**Task input:**
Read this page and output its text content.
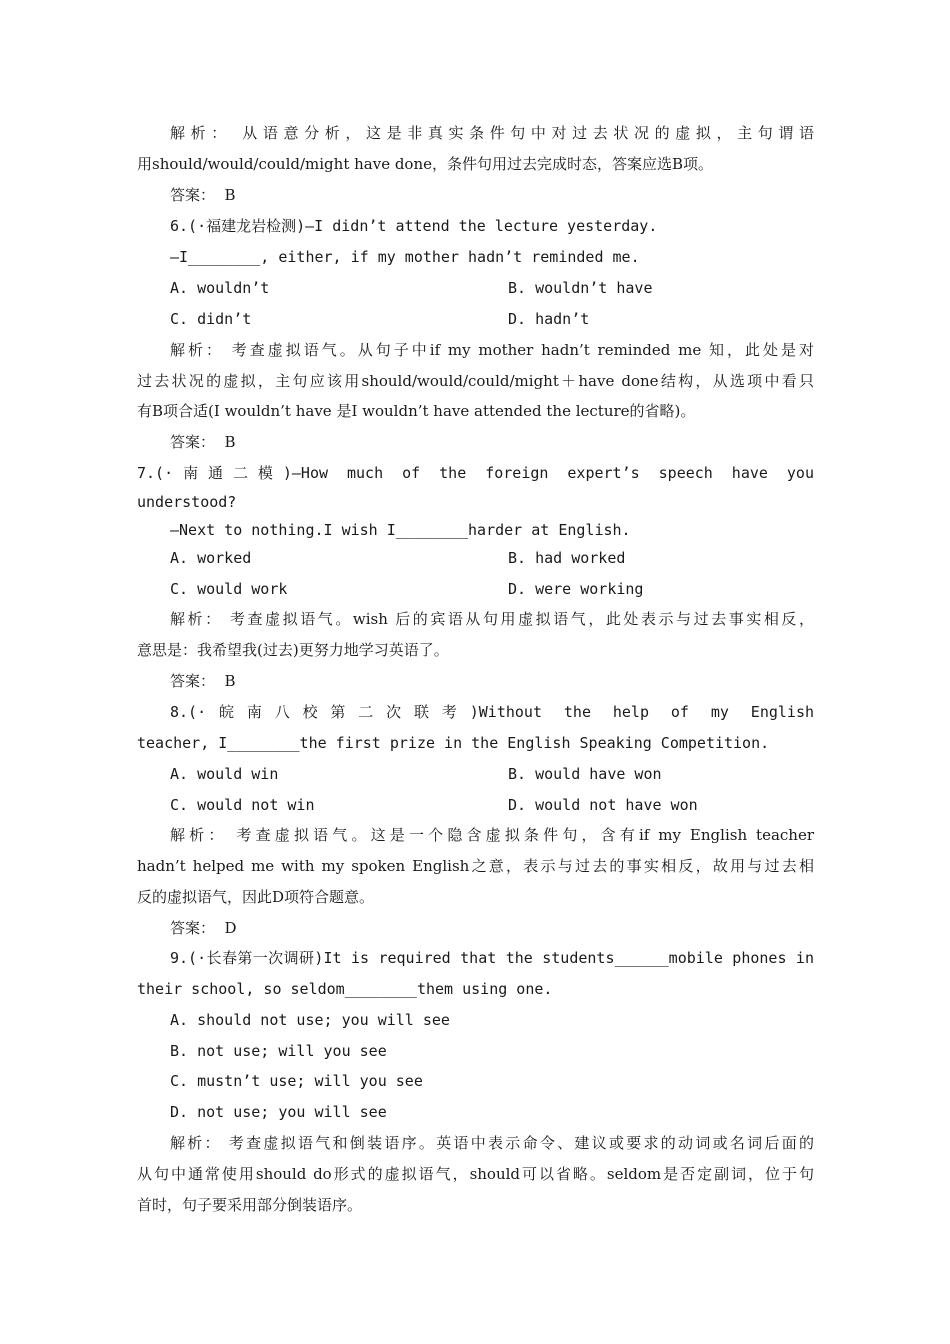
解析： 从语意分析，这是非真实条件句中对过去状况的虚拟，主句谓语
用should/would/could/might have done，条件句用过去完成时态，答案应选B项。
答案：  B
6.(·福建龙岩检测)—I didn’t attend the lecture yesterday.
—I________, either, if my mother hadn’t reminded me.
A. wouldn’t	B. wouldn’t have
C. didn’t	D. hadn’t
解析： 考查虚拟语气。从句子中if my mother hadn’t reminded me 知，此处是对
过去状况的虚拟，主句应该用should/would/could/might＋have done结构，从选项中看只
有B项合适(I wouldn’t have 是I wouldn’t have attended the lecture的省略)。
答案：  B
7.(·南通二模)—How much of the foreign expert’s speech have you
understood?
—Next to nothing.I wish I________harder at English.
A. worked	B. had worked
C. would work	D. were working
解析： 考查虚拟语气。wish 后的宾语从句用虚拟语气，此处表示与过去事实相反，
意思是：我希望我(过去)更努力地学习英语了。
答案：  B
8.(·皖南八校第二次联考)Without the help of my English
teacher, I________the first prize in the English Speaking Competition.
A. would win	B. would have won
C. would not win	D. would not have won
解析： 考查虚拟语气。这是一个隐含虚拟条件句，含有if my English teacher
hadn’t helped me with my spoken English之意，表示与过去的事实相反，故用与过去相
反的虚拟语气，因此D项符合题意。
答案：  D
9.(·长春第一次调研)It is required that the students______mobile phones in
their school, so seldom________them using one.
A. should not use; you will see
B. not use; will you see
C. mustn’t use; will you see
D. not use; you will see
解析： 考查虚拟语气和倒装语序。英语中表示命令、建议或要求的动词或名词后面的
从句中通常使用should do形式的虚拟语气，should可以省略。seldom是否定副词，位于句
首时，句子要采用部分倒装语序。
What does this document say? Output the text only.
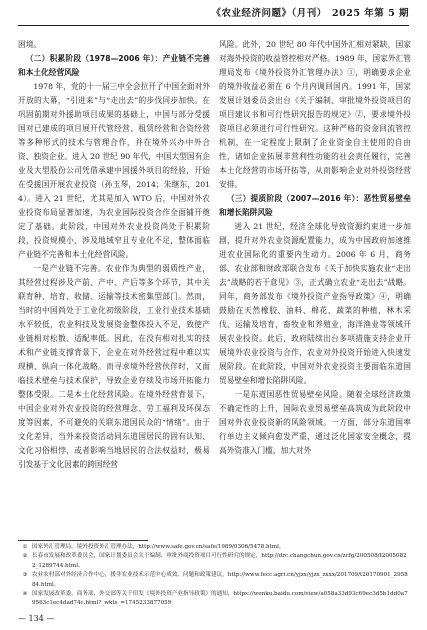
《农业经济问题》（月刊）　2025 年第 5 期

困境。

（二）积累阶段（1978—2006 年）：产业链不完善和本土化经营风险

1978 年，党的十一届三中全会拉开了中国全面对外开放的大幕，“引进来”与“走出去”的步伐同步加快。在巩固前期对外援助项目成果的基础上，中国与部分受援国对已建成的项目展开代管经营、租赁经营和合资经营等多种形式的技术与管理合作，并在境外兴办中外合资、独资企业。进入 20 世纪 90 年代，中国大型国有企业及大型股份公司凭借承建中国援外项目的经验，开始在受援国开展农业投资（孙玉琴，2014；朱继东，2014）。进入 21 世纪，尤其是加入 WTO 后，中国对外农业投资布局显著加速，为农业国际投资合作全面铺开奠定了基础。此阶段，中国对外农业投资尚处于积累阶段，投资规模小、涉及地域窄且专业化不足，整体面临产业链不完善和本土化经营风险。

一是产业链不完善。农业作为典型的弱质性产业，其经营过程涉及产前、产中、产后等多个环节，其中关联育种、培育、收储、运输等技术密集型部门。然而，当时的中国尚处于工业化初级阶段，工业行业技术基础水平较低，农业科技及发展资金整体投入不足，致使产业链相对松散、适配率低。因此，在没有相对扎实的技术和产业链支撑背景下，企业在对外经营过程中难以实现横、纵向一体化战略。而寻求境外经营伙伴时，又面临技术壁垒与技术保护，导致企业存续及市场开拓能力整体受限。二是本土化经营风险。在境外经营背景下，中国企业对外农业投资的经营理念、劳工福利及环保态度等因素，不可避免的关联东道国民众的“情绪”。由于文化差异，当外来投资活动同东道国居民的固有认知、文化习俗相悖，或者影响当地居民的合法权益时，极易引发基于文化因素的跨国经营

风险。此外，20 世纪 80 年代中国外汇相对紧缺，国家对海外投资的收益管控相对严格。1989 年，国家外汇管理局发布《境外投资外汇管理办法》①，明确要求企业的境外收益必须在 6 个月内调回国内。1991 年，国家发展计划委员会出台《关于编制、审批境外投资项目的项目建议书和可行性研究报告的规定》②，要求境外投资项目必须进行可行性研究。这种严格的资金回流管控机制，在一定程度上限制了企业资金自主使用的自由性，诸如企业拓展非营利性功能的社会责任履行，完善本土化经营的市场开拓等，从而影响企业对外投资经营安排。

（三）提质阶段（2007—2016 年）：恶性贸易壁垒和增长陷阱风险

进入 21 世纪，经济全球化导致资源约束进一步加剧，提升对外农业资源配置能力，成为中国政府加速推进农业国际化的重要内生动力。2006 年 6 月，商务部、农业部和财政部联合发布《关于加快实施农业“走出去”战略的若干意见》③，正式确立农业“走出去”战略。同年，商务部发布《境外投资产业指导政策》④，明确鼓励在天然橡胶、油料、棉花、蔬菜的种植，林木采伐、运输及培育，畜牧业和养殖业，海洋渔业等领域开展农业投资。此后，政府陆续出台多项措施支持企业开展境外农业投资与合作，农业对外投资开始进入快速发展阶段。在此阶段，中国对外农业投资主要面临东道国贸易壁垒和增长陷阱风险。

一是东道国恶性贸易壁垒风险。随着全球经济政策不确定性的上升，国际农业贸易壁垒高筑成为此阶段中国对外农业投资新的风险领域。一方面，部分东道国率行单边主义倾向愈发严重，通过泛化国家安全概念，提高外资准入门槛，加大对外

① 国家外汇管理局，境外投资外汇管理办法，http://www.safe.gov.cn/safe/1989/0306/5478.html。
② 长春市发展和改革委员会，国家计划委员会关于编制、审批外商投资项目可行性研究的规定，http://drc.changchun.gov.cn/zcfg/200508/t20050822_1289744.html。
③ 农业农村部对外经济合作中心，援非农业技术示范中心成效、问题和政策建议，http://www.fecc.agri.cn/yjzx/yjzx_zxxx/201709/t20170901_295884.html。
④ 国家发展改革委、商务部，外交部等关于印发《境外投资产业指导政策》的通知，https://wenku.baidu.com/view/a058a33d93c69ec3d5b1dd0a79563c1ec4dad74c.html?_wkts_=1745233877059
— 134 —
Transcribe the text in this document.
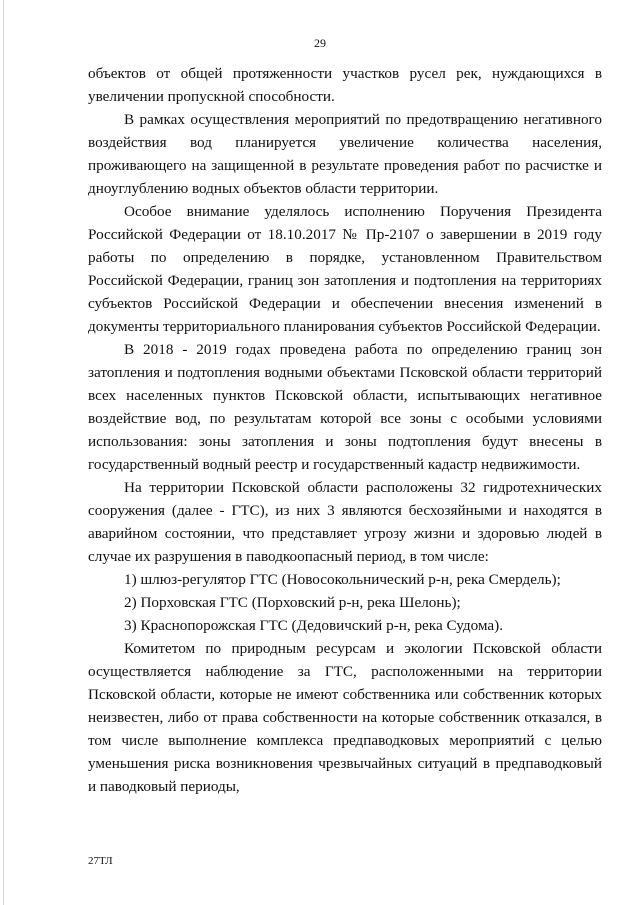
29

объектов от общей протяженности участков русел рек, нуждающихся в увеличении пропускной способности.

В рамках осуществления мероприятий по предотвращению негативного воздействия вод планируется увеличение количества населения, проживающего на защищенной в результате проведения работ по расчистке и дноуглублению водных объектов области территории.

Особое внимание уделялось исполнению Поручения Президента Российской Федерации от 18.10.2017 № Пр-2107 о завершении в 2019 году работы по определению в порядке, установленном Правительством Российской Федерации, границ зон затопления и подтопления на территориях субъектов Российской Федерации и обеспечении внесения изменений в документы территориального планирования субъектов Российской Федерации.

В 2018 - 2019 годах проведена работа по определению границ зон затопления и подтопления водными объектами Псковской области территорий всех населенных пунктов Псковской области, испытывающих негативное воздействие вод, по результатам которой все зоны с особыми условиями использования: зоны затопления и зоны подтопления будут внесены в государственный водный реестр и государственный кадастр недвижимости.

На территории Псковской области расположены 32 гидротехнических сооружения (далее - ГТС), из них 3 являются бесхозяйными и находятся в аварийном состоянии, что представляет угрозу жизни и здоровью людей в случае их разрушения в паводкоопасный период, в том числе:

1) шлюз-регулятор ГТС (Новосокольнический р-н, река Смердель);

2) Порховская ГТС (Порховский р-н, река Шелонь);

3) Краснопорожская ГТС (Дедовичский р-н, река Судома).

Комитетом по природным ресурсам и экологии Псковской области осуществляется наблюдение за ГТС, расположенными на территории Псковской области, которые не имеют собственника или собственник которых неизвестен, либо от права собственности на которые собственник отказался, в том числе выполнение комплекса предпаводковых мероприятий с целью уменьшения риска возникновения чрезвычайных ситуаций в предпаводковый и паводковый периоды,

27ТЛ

**Task objective:**
Copy the entries above faithfully and omit every image.

**Expected answer:**
Read this page and output its text content.
解析： 从语意分析，这是非真实条件句中对过去状况的虚拟，主句谓语
用should/would/could/might have done，条件句用过去完成时态，答案应选B项。
答案：  B
6.(·福建龙岩检测)—I didn’t attend the lecture yesterday.
—I________, either, if my mother hadn’t reminded me.
A. wouldn’t	B. wouldn’t have
C. didn’t	D. hadn’t
解析： 考查虚拟语气。从句子中if my mother hadn’t reminded me 知，此处是对
过去状况的虚拟，主句应该用should/would/could/might＋have done结构，从选项中看只
有B项合适(I wouldn’t have 是I wouldn’t have attended the lecture的省略)。
答案：  B
7.(·南通二模)—How much of the foreign expert’s speech have you
understood?
—Next to nothing.I wish I________harder at English.
A. worked	B. had worked
C. would work	D. were working
解析： 考查虚拟语气。wish 后的宾语从句用虚拟语气，此处表示与过去事实相反，
意思是：我希望我(过去)更努力地学习英语了。
答案：  B
8.(·皖南八校第二次联考)Without the help of my English
teacher, I________the first prize in the English Speaking Competition.
A. would win	B. would have won
C. would not win	D. would not have won
解析： 考查虚拟语气。这是一个隐含虚拟条件句，含有if my English teacher
hadn’t helped me with my spoken English之意，表示与过去的事实相反，故用与过去相
反的虚拟语气，因此D项符合题意。
答案：  D
9.(·长春第一次调研)It is required that the students______mobile phones in
their school, so seldom________them using one.
A. should not use; you will see
B. not use; will you see
C. mustn’t use; will you see
D. not use; you will see
解析： 考查虚拟语气和倒装语序。英语中表示命令、建议或要求的动词或名词后面的
从句中通常使用should do形式的虚拟语气，should可以省略。seldom是否定副词，位于句
首时，句子要采用部分倒装语序。
What does this document say? Output the text only.
《农业经济问题》（月刊）　2025 年第 5 期

困境。

（二）积累阶段（1978—2006 年）：产业链不完善和本土化经营风险

1978 年，党的十一届三中全会拉开了中国全面对外开放的大幕，“引进来”与“走出去”的步伐同步加快。在巩固前期对外援助项目成果的基础上，中国与部分受援国对已建成的项目展开代管经营、租赁经营和合资经营等多种形式的技术与管理合作，并在境外兴办中外合资、独资企业。进入 20 世纪 90 年代，中国大型国有企业及大型股份公司凭借承建中国援外项目的经验，开始在受援国开展农业投资（孙玉琴，2014；朱继东，2014）。进入 21 世纪，尤其是加入 WTO 后，中国对外农业投资布局显著加速，为农业国际投资合作全面铺开奠定了基础。此阶段，中国对外农业投资尚处于积累阶段，投资规模小、涉及地域窄且专业化不足，整体面临产业链不完善和本土化经营风险。

一是产业链不完善。农业作为典型的弱质性产业，其经营过程涉及产前、产中、产后等多个环节，其中关联育种、培育、收储、运输等技术密集型部门。然而，当时的中国尚处于工业化初级阶段，工业行业技术基础水平较低，农业科技及发展资金整体投入不足，致使产业链相对松散、适配率低。因此，在没有相对扎实的技术和产业链支撑背景下，企业在对外经营过程中难以实现横、纵向一体化战略。而寻求境外经营伙伴时，又面临技术壁垒与技术保护，导致企业存续及市场开拓能力整体受限。二是本土化经营风险。在境外经营背景下，中国企业对外农业投资的经营理念、劳工福利及环保态度等因素，不可避免的关联东道国民众的“情绪”。由于文化差异，当外来投资活动同东道国居民的固有认知、文化习俗相悖，或者影响当地居民的合法权益时，极易引发基于文化因素的跨国经营

风险。此外，20 世纪 80 年代中国外汇相对紧缺，国家对海外投资的收益管控相对严格。1989 年，国家外汇管理局发布《境外投资外汇管理办法》①，明确要求企业的境外收益必须在 6 个月内调回国内。1991 年，国家发展计划委员会出台《关于编制、审批境外投资项目的项目建议书和可行性研究报告的规定》②，要求境外投资项目必须进行可行性研究。这种严格的资金回流管控机制，在一定程度上限制了企业资金自主使用的自由性，诸如企业拓展非营利性功能的社会责任履行，完善本土化经营的市场开拓等，从而影响企业对外投资经营安排。

（三）提质阶段（2007—2016 年）：恶性贸易壁垒和增长陷阱风险

进入 21 世纪，经济全球化导致资源约束进一步加剧，提升对外农业资源配置能力，成为中国政府加速推进农业国际化的重要内生动力。2006 年 6 月，商务部、农业部和财政部联合发布《关于加快实施农业“走出去”战略的若干意见》③，正式确立农业“走出去”战略。同年，商务部发布《境外投资产业指导政策》④，明确鼓励在天然橡胶、油料、棉花、蔬菜的种植，林木采伐、运输及培育，畜牧业和养殖业，海洋渔业等领域开展农业投资。此后，政府陆续出台多项措施支持企业开展境外农业投资与合作，农业对外投资开始进入快速发展阶段。在此阶段，中国对外农业投资主要面临东道国贸易壁垒和增长陷阱风险。

一是东道国恶性贸易壁垒风险。随着全球经济政策不确定性的上升，国际农业贸易壁垒高筑成为此阶段中国对外农业投资新的风险领域。一方面，部分东道国率行单边主义倾向愈发严重，通过泛化国家安全概念，提高外资准入门槛，加大对外

① 国家外汇管理局，境外投资外汇管理办法，http://www.safe.gov.cn/safe/1989/0306/5478.html。
② 长春市发展和改革委员会，国家计划委员会关于编制、审批外商投资项目可行性研究的规定，http://drc.changchun.gov.cn/zcfg/200508/t20050822_1289744.html。
③ 农业农村部对外经济合作中心，援非农业技术示范中心成效、问题和政策建议，http://www.fecc.agri.cn/yjzx/yjzx_zxxx/201709/t20170901_295884.html。
④ 国家发展改革委、商务部，外交部等关于印发《境外投资产业指导政策》的通知，https://wenku.baidu.com/view/a058a33d93c69ec3d5b1dd0a79563c1ec4dad74c.html?_wkts_=1745233877059
— 134 —
Transcribe the text in this document.
29

объектов от общей протяженности участков русел рек, нуждающихся в увеличении пропускной способности.

В рамках осуществления мероприятий по предотвращению негативного воздействия вод планируется увеличение количества населения, проживающего на защищенной в результате проведения работ по расчистке и дноуглублению водных объектов области территории.

Особое внимание уделялось исполнению Поручения Президента Российской Федерации от 18.10.2017 № Пр-2107 о завершении в 2019 году работы по определению в порядке, установленном Правительством Российской Федерации, границ зон затопления и подтопления на территориях субъектов Российской Федерации и обеспечении внесения изменений в документы территориального планирования субъектов Российской Федерации.

В 2018 - 2019 годах проведена работа по определению границ зон затопления и подтопления водными объектами Псковской области территорий всех населенных пунктов Псковской области, испытывающих негативное воздействие вод, по результатам которой все зоны с особыми условиями использования: зоны затопления и зоны подтопления будут внесены в государственный водный реестр и государственный кадастр недвижимости.

На территории Псковской области расположены 32 гидротехнических сооружения (далее - ГТС), из них 3 являются бесхозяйными и находятся в аварийном состоянии, что представляет угрозу жизни и здоровью людей в случае их разрушения в паводкоопасный период, в том числе:

1) шлюз-регулятор ГТС (Новосокольнический р-н, река Смердель);

2) Порховская ГТС (Порховский р-н, река Шелонь);

3) Краснопорожская ГТС (Дедовичский р-н, река Судома).

Комитетом по природным ресурсам и экологии Псковской области осуществляется наблюдение за ГТС, расположенными на территории Псковской области, которые не имеют собственника или собственник которых неизвестен, либо от права собственности на которые собственник отказался, в том числе выполнение комплекса предпаводковых мероприятий с целью уменьшения риска возникновения чрезвычайных ситуаций в предпаводковый и паводковый периоды,

27ТЛ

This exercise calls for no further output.